Please copy every line below word for word, leaving out the pictures.

^^^^

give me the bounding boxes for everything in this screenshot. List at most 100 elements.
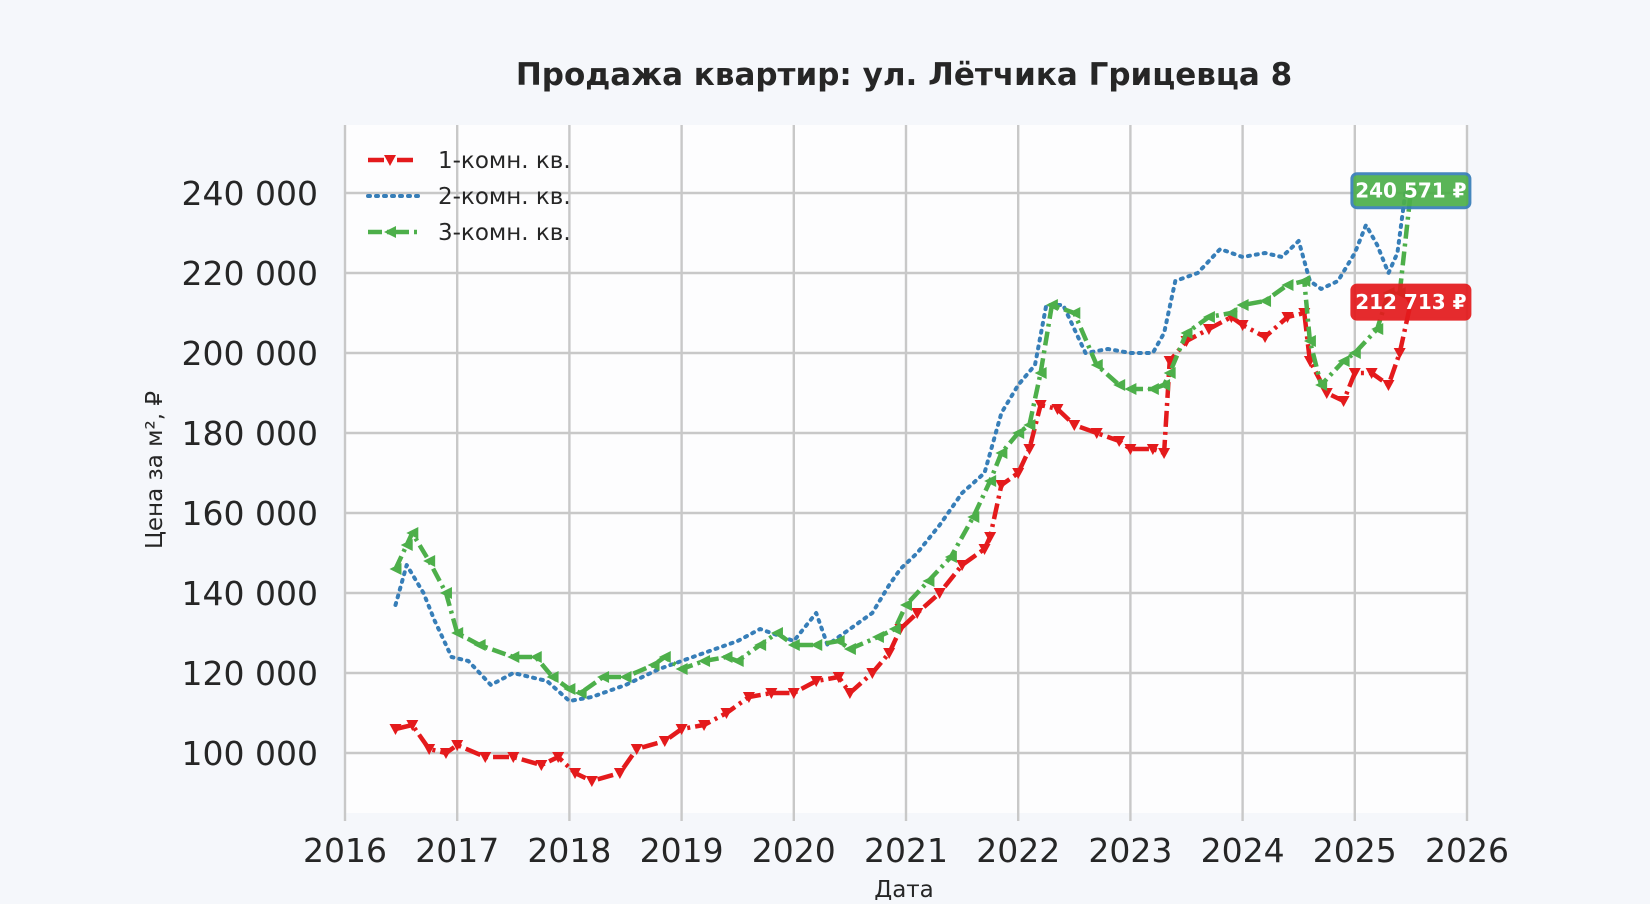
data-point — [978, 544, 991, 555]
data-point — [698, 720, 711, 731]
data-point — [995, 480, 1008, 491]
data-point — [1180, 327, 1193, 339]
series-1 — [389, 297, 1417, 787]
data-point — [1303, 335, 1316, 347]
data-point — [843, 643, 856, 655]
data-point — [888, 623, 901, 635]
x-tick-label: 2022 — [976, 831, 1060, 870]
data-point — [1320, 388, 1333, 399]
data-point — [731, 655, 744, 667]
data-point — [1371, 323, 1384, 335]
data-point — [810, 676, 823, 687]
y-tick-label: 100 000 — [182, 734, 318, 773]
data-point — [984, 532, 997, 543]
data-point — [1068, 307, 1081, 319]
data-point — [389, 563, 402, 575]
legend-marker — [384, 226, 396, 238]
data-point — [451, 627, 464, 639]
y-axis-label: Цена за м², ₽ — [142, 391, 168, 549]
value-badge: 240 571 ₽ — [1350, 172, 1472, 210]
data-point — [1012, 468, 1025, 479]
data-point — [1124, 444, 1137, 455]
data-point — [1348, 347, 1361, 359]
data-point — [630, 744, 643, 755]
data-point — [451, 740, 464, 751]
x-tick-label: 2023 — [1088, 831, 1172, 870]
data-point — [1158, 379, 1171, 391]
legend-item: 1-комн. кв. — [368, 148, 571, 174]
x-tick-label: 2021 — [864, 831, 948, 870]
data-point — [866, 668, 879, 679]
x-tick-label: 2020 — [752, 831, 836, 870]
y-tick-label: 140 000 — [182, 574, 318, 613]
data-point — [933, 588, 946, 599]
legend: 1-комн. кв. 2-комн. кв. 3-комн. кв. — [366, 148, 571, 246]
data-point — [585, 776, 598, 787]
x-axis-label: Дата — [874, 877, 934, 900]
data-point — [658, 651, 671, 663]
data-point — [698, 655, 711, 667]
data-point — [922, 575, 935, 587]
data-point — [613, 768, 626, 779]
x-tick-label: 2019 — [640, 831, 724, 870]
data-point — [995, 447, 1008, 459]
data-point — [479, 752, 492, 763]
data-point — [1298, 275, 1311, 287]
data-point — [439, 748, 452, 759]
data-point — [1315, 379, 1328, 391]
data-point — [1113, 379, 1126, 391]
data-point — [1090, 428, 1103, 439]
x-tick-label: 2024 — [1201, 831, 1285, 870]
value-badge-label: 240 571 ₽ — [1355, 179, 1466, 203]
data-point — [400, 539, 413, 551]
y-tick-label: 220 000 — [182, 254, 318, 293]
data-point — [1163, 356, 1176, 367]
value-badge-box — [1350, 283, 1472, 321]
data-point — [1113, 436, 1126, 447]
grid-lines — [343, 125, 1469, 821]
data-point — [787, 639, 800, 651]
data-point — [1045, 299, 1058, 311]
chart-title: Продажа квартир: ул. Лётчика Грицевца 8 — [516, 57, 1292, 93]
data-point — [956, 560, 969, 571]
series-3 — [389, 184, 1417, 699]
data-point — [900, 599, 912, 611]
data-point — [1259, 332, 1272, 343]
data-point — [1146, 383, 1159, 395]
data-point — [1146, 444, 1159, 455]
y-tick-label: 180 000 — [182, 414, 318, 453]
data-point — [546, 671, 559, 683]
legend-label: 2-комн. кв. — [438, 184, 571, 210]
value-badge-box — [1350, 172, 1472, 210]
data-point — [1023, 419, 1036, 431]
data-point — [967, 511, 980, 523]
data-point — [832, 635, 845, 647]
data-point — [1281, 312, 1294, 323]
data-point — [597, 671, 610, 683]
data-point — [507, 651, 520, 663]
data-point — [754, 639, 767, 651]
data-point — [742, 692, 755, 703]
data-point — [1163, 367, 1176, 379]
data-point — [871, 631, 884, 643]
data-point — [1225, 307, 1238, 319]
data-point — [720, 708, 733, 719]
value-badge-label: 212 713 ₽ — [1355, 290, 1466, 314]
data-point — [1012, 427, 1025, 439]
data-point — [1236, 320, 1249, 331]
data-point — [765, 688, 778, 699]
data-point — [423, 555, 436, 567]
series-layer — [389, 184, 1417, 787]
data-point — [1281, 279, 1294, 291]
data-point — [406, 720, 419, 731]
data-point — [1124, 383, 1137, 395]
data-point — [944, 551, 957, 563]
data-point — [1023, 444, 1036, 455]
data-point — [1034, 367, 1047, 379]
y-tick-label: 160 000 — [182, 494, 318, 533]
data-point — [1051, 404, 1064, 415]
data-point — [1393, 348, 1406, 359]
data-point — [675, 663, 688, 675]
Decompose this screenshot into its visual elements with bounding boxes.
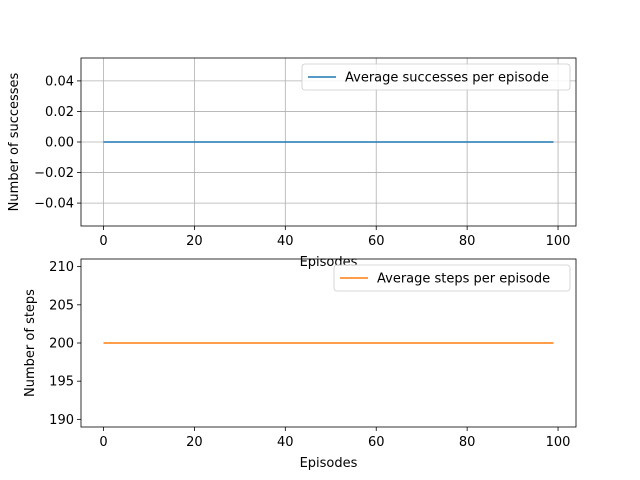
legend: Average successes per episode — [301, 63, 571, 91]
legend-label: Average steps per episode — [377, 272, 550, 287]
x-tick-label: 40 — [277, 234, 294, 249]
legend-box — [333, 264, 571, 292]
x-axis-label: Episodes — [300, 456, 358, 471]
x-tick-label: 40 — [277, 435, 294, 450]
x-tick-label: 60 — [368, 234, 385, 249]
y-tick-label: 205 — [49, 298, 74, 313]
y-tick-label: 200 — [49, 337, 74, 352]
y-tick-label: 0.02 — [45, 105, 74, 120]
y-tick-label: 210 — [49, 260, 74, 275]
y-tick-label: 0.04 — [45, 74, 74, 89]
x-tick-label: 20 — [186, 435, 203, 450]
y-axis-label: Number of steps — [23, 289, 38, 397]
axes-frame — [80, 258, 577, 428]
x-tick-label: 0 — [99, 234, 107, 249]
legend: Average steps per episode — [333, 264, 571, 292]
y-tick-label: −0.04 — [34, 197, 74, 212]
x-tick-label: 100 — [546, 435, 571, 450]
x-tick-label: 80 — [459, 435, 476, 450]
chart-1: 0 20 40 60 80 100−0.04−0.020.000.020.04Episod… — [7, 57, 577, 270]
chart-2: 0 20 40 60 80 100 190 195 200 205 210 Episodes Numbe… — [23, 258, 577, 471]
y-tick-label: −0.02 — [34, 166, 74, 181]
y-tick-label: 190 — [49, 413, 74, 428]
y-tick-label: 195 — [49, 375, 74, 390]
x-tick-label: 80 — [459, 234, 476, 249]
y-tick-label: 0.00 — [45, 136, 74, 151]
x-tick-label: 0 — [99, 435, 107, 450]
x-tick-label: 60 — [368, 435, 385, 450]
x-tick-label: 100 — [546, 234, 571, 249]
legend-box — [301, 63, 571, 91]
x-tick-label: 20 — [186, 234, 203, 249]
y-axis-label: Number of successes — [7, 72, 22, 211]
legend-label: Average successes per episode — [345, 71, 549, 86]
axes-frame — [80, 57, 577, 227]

^^^^

OUTPUT OF THE EXERCISE:
give me the bounding boxes for everything in this screenshot. List at most 100 elements.
data-point — [978, 544, 991, 555]
data-point — [698, 720, 711, 731]
data-point — [995, 480, 1008, 491]
data-point — [1180, 327, 1193, 339]
series-1 — [389, 297, 1417, 787]
data-point — [1303, 335, 1316, 347]
data-point — [843, 643, 856, 655]
data-point — [888, 623, 901, 635]
x-tick-label: 2022 — [976, 831, 1060, 870]
data-point — [1320, 388, 1333, 399]
data-point — [731, 655, 744, 667]
data-point — [1371, 323, 1384, 335]
data-point — [810, 676, 823, 687]
y-tick-label: 100 000 — [182, 734, 318, 773]
data-point — [984, 532, 997, 543]
data-point — [1068, 307, 1081, 319]
data-point — [389, 563, 402, 575]
legend-marker — [384, 226, 396, 238]
data-point — [451, 627, 464, 639]
y-axis-label: Цена за м², ₽ — [142, 391, 168, 549]
value-badge: 240 571 ₽ — [1350, 172, 1472, 210]
data-point — [1012, 468, 1025, 479]
data-point — [1124, 444, 1137, 455]
data-point — [1348, 347, 1361, 359]
data-point — [630, 744, 643, 755]
data-point — [451, 740, 464, 751]
x-tick-label: 2023 — [1088, 831, 1172, 870]
data-point — [1158, 379, 1171, 391]
legend-item: 1-комн. кв. — [368, 148, 571, 174]
x-tick-label: 2021 — [864, 831, 948, 870]
data-point — [866, 668, 879, 679]
x-tick-label: 2020 — [752, 831, 836, 870]
y-tick-label: 140 000 — [182, 574, 318, 613]
data-point — [933, 588, 946, 599]
legend: 1-комн. кв. 2-комн. кв. 3-комн. кв. — [366, 148, 571, 246]
data-point — [585, 776, 598, 787]
x-axis-label: Дата — [874, 877, 934, 900]
data-point — [658, 651, 671, 663]
data-point — [698, 655, 711, 667]
data-point — [922, 575, 935, 587]
data-point — [613, 768, 626, 779]
x-tick-label: 2019 — [640, 831, 724, 870]
data-point — [995, 447, 1008, 459]
data-point — [479, 752, 492, 763]
data-point — [1298, 275, 1311, 287]
data-point — [439, 748, 452, 759]
data-point — [1315, 379, 1328, 391]
data-point — [1113, 379, 1126, 391]
data-point — [1090, 428, 1103, 439]
x-tick-label: 2024 — [1201, 831, 1285, 870]
value-badge-label: 240 571 ₽ — [1355, 179, 1466, 203]
data-point — [400, 539, 413, 551]
y-tick-label: 220 000 — [182, 254, 318, 293]
data-point — [1163, 356, 1176, 367]
value-badge-box — [1350, 283, 1472, 321]
data-point — [1113, 436, 1126, 447]
grid-lines — [343, 125, 1469, 821]
data-point — [787, 639, 800, 651]
data-point — [1045, 299, 1058, 311]
chart-title: Продажа квартир: ул. Лётчика Грицевца 8 — [516, 57, 1292, 93]
data-point — [956, 560, 969, 571]
series-3 — [389, 184, 1417, 699]
data-point — [900, 599, 912, 611]
data-point — [1259, 332, 1272, 343]
data-point — [1146, 383, 1159, 395]
data-point — [1146, 444, 1159, 455]
y-tick-label: 180 000 — [182, 414, 318, 453]
data-point — [546, 671, 559, 683]
legend-label: 2-комн. кв. — [438, 184, 571, 210]
value-badge-box — [1350, 172, 1472, 210]
data-point — [1023, 419, 1036, 431]
data-point — [967, 511, 980, 523]
data-point — [832, 635, 845, 647]
data-point — [1281, 312, 1294, 323]
data-point — [597, 671, 610, 683]
data-point — [507, 651, 520, 663]
data-point — [754, 639, 767, 651]
data-point — [742, 692, 755, 703]
data-point — [1163, 367, 1176, 379]
data-point — [871, 631, 884, 643]
data-point — [1225, 307, 1238, 319]
data-point — [720, 708, 733, 719]
value-badge-label: 212 713 ₽ — [1355, 290, 1466, 314]
data-point — [1012, 427, 1025, 439]
data-point — [1236, 320, 1249, 331]
data-point — [765, 688, 778, 699]
data-point — [423, 555, 436, 567]
series-layer — [389, 184, 1417, 787]
data-point — [1281, 279, 1294, 291]
data-point — [406, 720, 419, 731]
data-point — [1124, 383, 1137, 395]
data-point — [944, 551, 957, 563]
data-point — [1023, 444, 1036, 455]
data-point — [1034, 367, 1047, 379]
y-tick-label: 160 000 — [182, 494, 318, 533]
data-point — [1051, 404, 1064, 415]
data-point — [1393, 348, 1406, 359]
data-point — [675, 663, 688, 675]
Decompose this screenshot into its visual elements with bounding boxes.
legend: Average successes per episode — [301, 63, 571, 91]
legend-label: Average steps per episode — [377, 272, 550, 287]
x-tick-label: 40 — [277, 234, 294, 249]
legend-box — [333, 264, 571, 292]
x-axis-label: Episodes — [300, 456, 358, 471]
x-tick-label: 40 — [277, 435, 294, 450]
x-tick-label: 60 — [368, 234, 385, 249]
y-tick-label: 205 — [49, 298, 74, 313]
y-tick-label: 200 — [49, 337, 74, 352]
y-tick-label: 0.02 — [45, 105, 74, 120]
y-tick-label: 210 — [49, 260, 74, 275]
y-tick-label: 0.04 — [45, 74, 74, 89]
x-tick-label: 20 — [186, 435, 203, 450]
y-axis-label: Number of steps — [23, 289, 38, 397]
axes-frame — [80, 258, 577, 428]
x-tick-label: 0 — [99, 234, 107, 249]
legend: Average steps per episode — [333, 264, 571, 292]
y-tick-label: −0.04 — [34, 197, 74, 212]
x-tick-label: 100 — [546, 435, 571, 450]
x-tick-label: 80 — [459, 435, 476, 450]
chart-1: 0 20 40 60 80 100−0.04−0.020.000.020.04Episod… — [7, 57, 577, 270]
chart-2: 0 20 40 60 80 100 190 195 200 205 210 Episodes Numbe… — [23, 258, 577, 471]
y-tick-label: −0.02 — [34, 166, 74, 181]
y-tick-label: 190 — [49, 413, 74, 428]
y-tick-label: 195 — [49, 375, 74, 390]
x-tick-label: 80 — [459, 234, 476, 249]
y-tick-label: 0.00 — [45, 136, 74, 151]
x-tick-label: 0 — [99, 435, 107, 450]
x-tick-label: 60 — [368, 435, 385, 450]
x-tick-label: 100 — [546, 234, 571, 249]
legend-box — [301, 63, 571, 91]
x-tick-label: 20 — [186, 234, 203, 249]
y-axis-label: Number of successes — [7, 72, 22, 211]
legend-label: Average successes per episode — [345, 71, 549, 86]
axes-frame — [80, 57, 577, 227]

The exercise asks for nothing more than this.